Problem statement: Tally the lines containing "JSON" and report the number alone.
* begin Records shown *
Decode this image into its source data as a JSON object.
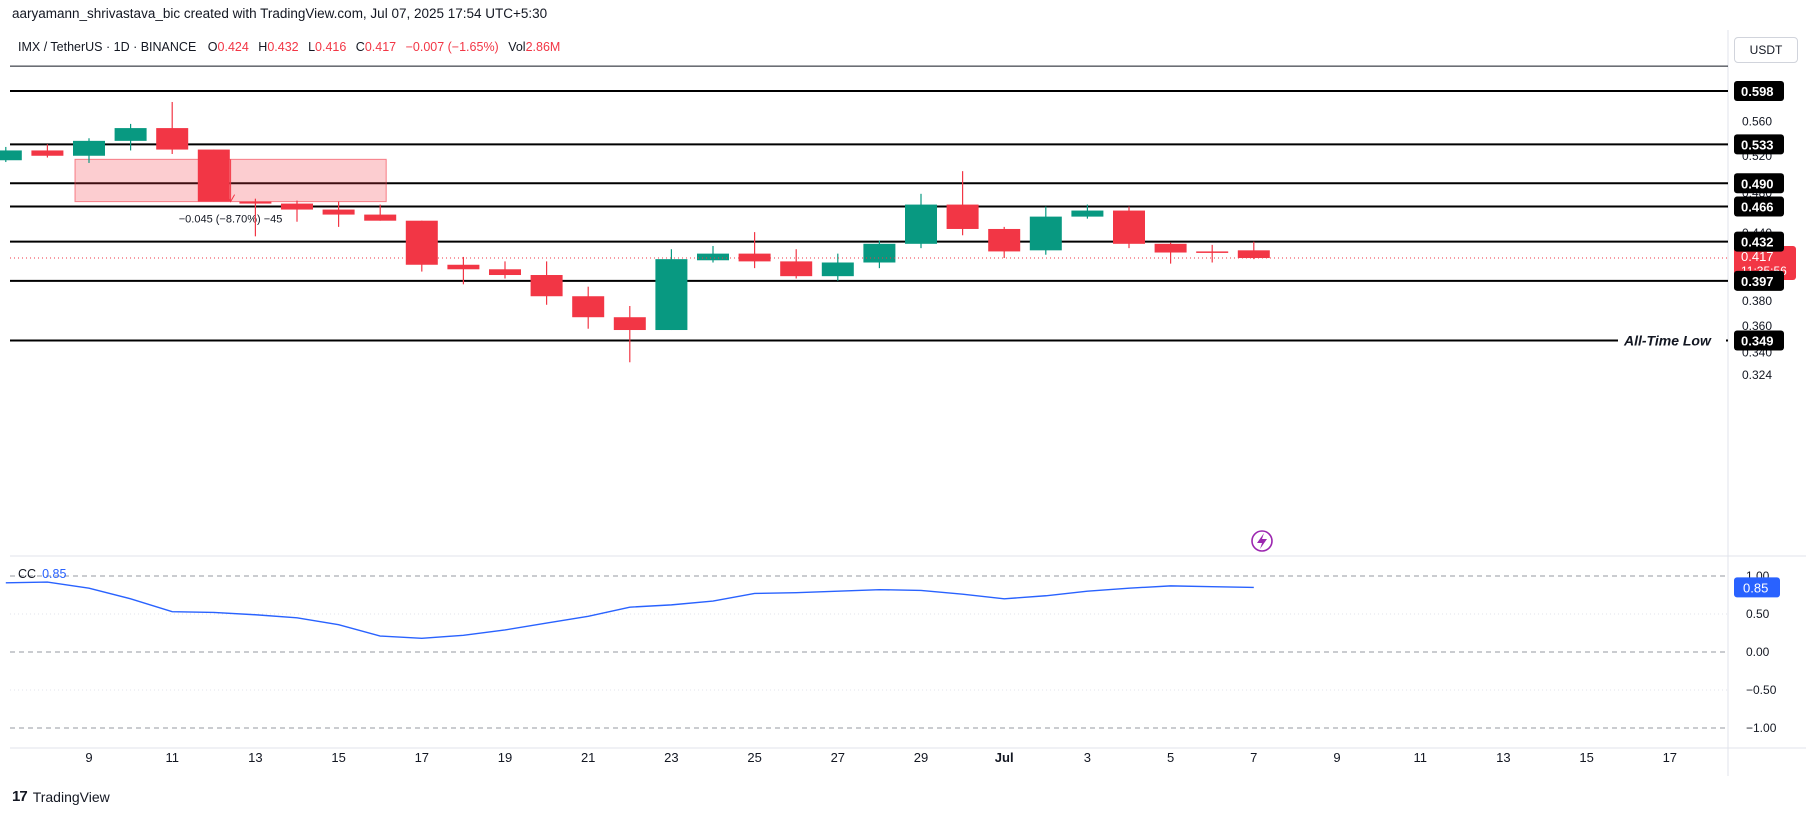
{
  "header": {
    "attribution": "aaryamann_shrivastava_bic created with TradingView.com, Jul 07, 2025 17:54 UTC+5:30"
  },
  "legend": {
    "symbol": "IMX / TetherUS · 1D · BINANCE",
    "open_label": "O",
    "open": "0.424",
    "high_label": "H",
    "high": "0.432",
    "low_label": "L",
    "low": "0.416",
    "close_label": "C",
    "close": "0.417",
    "change": "−0.007 (−1.65%)",
    "vol_label": "Vol",
    "vol": "2.86M"
  },
  "currency_button": "USDT",
  "footer": {
    "brand": "TradingView"
  },
  "colors": {
    "up": "#089981",
    "down": "#f23645",
    "cc_line": "#2962ff",
    "zone_fill": "#f23645"
  },
  "chart_data": [
    {
      "type": "candlestick",
      "title": "IMX / TetherUS · 1D · BINANCE",
      "y_scale": "log",
      "ylim": [
        0.318,
        0.64
      ],
      "y_ticks": [
        0.324,
        0.34,
        0.36,
        0.38,
        0.44,
        0.48,
        0.52,
        0.56
      ],
      "x_ticks": [
        {
          "date": "2025-06-09",
          "label": "9"
        },
        {
          "date": "2025-06-11",
          "label": "11"
        },
        {
          "date": "2025-06-13",
          "label": "13"
        },
        {
          "date": "2025-06-15",
          "label": "15"
        },
        {
          "date": "2025-06-17",
          "label": "17"
        },
        {
          "date": "2025-06-19",
          "label": "19"
        },
        {
          "date": "2025-06-21",
          "label": "21"
        },
        {
          "date": "2025-06-23",
          "label": "23"
        },
        {
          "date": "2025-06-25",
          "label": "25"
        },
        {
          "date": "2025-06-27",
          "label": "27"
        },
        {
          "date": "2025-06-29",
          "label": "29"
        },
        {
          "date": "2025-07-01",
          "label": "Jul"
        },
        {
          "date": "2025-07-03",
          "label": "3"
        },
        {
          "date": "2025-07-05",
          "label": "5"
        },
        {
          "date": "2025-07-07",
          "label": "7"
        },
        {
          "date": "2025-07-09",
          "label": "9"
        },
        {
          "date": "2025-07-11",
          "label": "11"
        },
        {
          "date": "2025-07-13",
          "label": "13"
        },
        {
          "date": "2025-07-15",
          "label": "15"
        },
        {
          "date": "2025-07-17",
          "label": "17"
        }
      ],
      "candles": [
        {
          "date": "2025-06-07",
          "o": 0.515,
          "h": 0.53,
          "l": 0.513,
          "c": 0.526
        },
        {
          "date": "2025-06-08",
          "o": 0.526,
          "h": 0.533,
          "l": 0.518,
          "c": 0.52
        },
        {
          "date": "2025-06-09",
          "o": 0.52,
          "h": 0.54,
          "l": 0.512,
          "c": 0.537
        },
        {
          "date": "2025-06-10",
          "o": 0.537,
          "h": 0.557,
          "l": 0.526,
          "c": 0.552
        },
        {
          "date": "2025-06-11",
          "o": 0.552,
          "h": 0.584,
          "l": 0.522,
          "c": 0.527
        },
        {
          "date": "2025-06-12",
          "o": 0.527,
          "h": 0.527,
          "l": 0.471,
          "c": 0.471
        },
        {
          "date": "2025-06-13",
          "o": 0.471,
          "h": 0.474,
          "l": 0.437,
          "c": 0.469
        },
        {
          "date": "2025-06-14",
          "o": 0.469,
          "h": 0.472,
          "l": 0.451,
          "c": 0.463
        },
        {
          "date": "2025-06-15",
          "o": 0.463,
          "h": 0.471,
          "l": 0.446,
          "c": 0.458
        },
        {
          "date": "2025-06-16",
          "o": 0.458,
          "h": 0.468,
          "l": 0.452,
          "c": 0.452
        },
        {
          "date": "2025-06-17",
          "o": 0.452,
          "h": 0.452,
          "l": 0.405,
          "c": 0.411
        },
        {
          "date": "2025-06-18",
          "o": 0.411,
          "h": 0.418,
          "l": 0.394,
          "c": 0.407
        },
        {
          "date": "2025-06-19",
          "o": 0.407,
          "h": 0.414,
          "l": 0.399,
          "c": 0.402
        },
        {
          "date": "2025-06-20",
          "o": 0.402,
          "h": 0.414,
          "l": 0.377,
          "c": 0.384
        },
        {
          "date": "2025-06-21",
          "o": 0.384,
          "h": 0.392,
          "l": 0.358,
          "c": 0.367
        },
        {
          "date": "2025-06-22",
          "o": 0.367,
          "h": 0.376,
          "l": 0.333,
          "c": 0.357
        },
        {
          "date": "2025-06-23",
          "o": 0.357,
          "h": 0.425,
          "l": 0.357,
          "c": 0.416
        },
        {
          "date": "2025-06-24",
          "o": 0.415,
          "h": 0.428,
          "l": 0.413,
          "c": 0.421
        },
        {
          "date": "2025-06-25",
          "o": 0.421,
          "h": 0.441,
          "l": 0.408,
          "c": 0.414
        },
        {
          "date": "2025-06-26",
          "o": 0.414,
          "h": 0.425,
          "l": 0.399,
          "c": 0.401
        },
        {
          "date": "2025-06-27",
          "o": 0.401,
          "h": 0.421,
          "l": 0.397,
          "c": 0.413
        },
        {
          "date": "2025-06-28",
          "o": 0.413,
          "h": 0.433,
          "l": 0.408,
          "c": 0.43
        },
        {
          "date": "2025-06-29",
          "o": 0.43,
          "h": 0.479,
          "l": 0.426,
          "c": 0.468
        },
        {
          "date": "2025-06-30",
          "o": 0.468,
          "h": 0.503,
          "l": 0.438,
          "c": 0.444
        },
        {
          "date": "2025-07-01",
          "o": 0.444,
          "h": 0.446,
          "l": 0.417,
          "c": 0.423
        },
        {
          "date": "2025-07-02",
          "o": 0.424,
          "h": 0.466,
          "l": 0.42,
          "c": 0.456
        },
        {
          "date": "2025-07-03",
          "o": 0.456,
          "h": 0.468,
          "l": 0.454,
          "c": 0.462
        },
        {
          "date": "2025-07-04",
          "o": 0.462,
          "h": 0.466,
          "l": 0.426,
          "c": 0.43
        },
        {
          "date": "2025-07-05",
          "o": 0.43,
          "h": 0.431,
          "l": 0.412,
          "c": 0.422
        },
        {
          "date": "2025-07-06",
          "o": 0.423,
          "h": 0.429,
          "l": 0.413,
          "c": 0.422
        },
        {
          "date": "2025-07-07",
          "o": 0.424,
          "h": 0.432,
          "l": 0.416,
          "c": 0.417
        }
      ],
      "levels": [
        {
          "value": 0.598,
          "label": "0.598"
        },
        {
          "value": 0.533,
          "label": "0.533"
        },
        {
          "value": 0.49,
          "label": "0.490"
        },
        {
          "value": 0.466,
          "label": "0.466"
        },
        {
          "value": 0.432,
          "label": "0.432"
        },
        {
          "value": 0.397,
          "label": "0.397"
        },
        {
          "value": 0.349,
          "label": "0.349",
          "annotation": "All-Time Low"
        }
      ],
      "top_line_value": 0.631,
      "last_price": {
        "value": 0.417,
        "label": "0.417",
        "countdown": "11:35:56"
      },
      "measure": {
        "from_date": "2025-06-09",
        "to_date": "2025-06-16",
        "top": 0.516,
        "bottom": 0.471,
        "label": "−0.045 (−8.70%) −45"
      }
    },
    {
      "type": "line",
      "indicator": "CC",
      "value_label": "0.85",
      "ylim": [
        -1.2,
        1.1
      ],
      "y_ticks": [
        1.0,
        0.5,
        0.0,
        -0.5,
        -1.0
      ],
      "y_tick_labels": [
        "1.00",
        "0.50",
        "0.00",
        "−0.50",
        "−1.00"
      ],
      "dashed_levels": [
        1.0,
        0.0,
        -1.0
      ],
      "dotted_levels": [
        0.5,
        -0.5
      ],
      "series": [
        {
          "dates": [
            "2025-06-07",
            "2025-06-08",
            "2025-06-09",
            "2025-06-10",
            "2025-06-11",
            "2025-06-12",
            "2025-06-13",
            "2025-06-14",
            "2025-06-15",
            "2025-06-16",
            "2025-06-17",
            "2025-06-18",
            "2025-06-19",
            "2025-06-20",
            "2025-06-21",
            "2025-06-22",
            "2025-06-23",
            "2025-06-24",
            "2025-06-25",
            "2025-06-26",
            "2025-06-27",
            "2025-06-28",
            "2025-06-29",
            "2025-06-30",
            "2025-07-01",
            "2025-07-02",
            "2025-07-03",
            "2025-07-04",
            "2025-07-05",
            "2025-07-06",
            "2025-07-07"
          ],
          "values": [
            0.91,
            0.92,
            0.84,
            0.7,
            0.53,
            0.52,
            0.49,
            0.45,
            0.36,
            0.21,
            0.18,
            0.22,
            0.29,
            0.38,
            0.47,
            0.59,
            0.62,
            0.67,
            0.77,
            0.78,
            0.8,
            0.82,
            0.81,
            0.76,
            0.7,
            0.74,
            0.8,
            0.84,
            0.87,
            0.86,
            0.85
          ]
        }
      ]
    }
  ]
}
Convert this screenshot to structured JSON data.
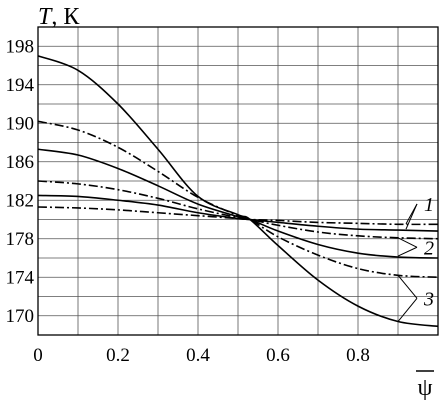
* end Records shown *
Worked solution: 2